# [RECORD EXCERPTS]
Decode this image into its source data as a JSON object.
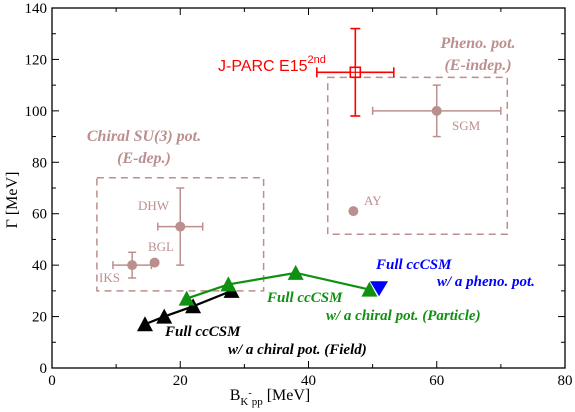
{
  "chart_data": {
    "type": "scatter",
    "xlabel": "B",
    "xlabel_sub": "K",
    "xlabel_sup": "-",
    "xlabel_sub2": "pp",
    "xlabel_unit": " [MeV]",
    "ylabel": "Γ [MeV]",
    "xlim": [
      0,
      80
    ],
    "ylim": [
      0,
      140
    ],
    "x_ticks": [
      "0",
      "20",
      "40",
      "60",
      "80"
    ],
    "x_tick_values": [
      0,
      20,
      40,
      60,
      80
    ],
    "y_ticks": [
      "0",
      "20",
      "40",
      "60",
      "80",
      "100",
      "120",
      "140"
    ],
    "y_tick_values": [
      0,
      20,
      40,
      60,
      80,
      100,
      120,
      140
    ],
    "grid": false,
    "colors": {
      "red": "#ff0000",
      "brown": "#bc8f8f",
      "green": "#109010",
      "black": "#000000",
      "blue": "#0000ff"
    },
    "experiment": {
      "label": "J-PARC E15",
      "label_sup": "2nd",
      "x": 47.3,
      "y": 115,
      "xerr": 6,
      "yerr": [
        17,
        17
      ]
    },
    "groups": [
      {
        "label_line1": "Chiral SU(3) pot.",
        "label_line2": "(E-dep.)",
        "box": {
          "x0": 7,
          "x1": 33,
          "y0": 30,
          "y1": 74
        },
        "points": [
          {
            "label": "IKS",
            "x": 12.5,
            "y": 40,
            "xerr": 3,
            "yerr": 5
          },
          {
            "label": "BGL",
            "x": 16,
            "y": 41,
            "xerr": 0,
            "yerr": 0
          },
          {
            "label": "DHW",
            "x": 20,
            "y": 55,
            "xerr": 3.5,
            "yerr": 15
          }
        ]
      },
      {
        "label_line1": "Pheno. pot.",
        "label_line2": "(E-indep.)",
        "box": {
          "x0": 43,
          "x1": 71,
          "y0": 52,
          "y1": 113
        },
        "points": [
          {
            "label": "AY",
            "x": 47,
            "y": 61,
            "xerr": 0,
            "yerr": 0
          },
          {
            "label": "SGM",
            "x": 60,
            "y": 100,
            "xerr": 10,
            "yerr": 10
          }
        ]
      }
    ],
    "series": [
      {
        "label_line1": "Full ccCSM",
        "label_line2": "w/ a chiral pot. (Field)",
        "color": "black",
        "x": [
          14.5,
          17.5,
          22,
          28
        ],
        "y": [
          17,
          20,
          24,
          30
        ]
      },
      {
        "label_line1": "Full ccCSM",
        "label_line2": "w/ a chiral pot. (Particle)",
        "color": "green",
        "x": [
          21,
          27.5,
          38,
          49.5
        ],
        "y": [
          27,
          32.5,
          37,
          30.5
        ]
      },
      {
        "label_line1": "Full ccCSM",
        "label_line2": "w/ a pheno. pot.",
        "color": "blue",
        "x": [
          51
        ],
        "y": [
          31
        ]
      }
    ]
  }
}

--

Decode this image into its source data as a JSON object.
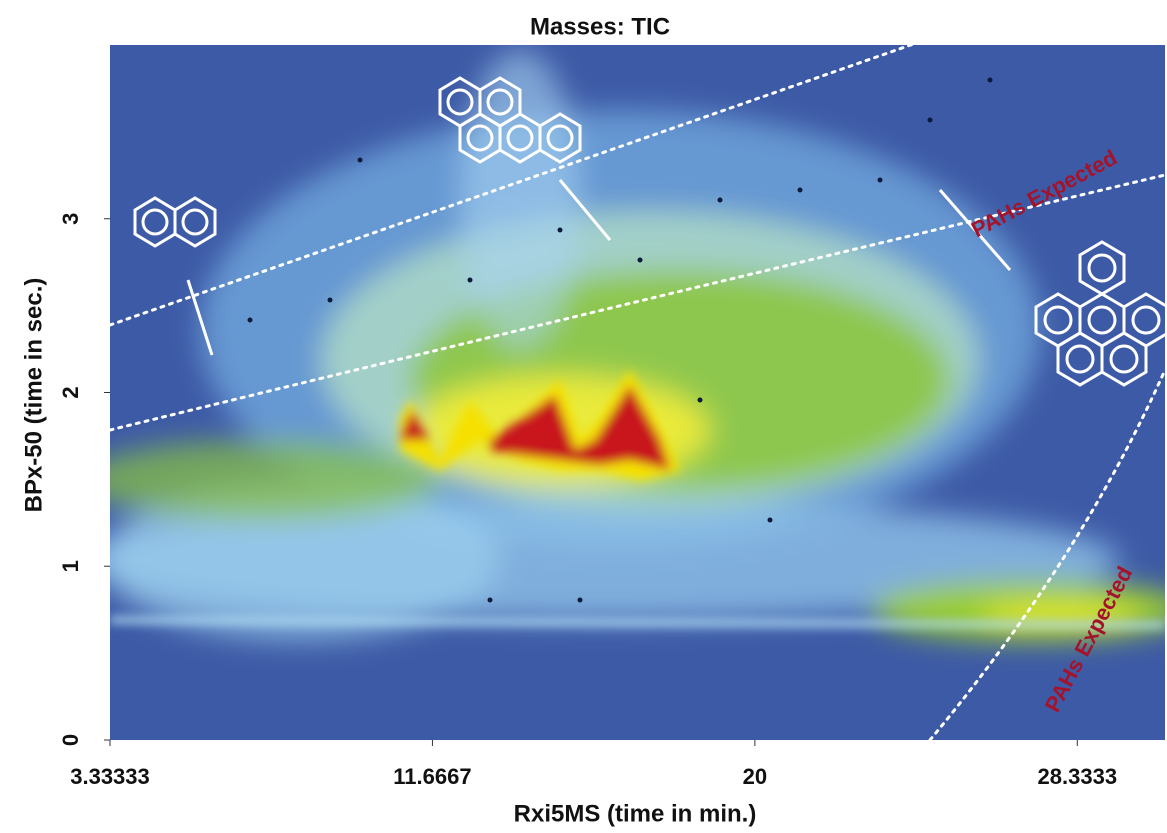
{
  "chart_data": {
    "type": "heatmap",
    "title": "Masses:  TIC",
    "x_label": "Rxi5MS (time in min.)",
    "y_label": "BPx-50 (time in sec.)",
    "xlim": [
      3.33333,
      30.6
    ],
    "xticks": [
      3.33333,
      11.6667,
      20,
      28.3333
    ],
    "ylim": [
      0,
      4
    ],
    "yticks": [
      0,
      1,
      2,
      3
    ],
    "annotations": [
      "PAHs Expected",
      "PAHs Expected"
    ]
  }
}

# [STATED EXERCISE]
For the string "yerr", count the lines of the entries above that include it; answer with the number only.

# [THE REPLY]
6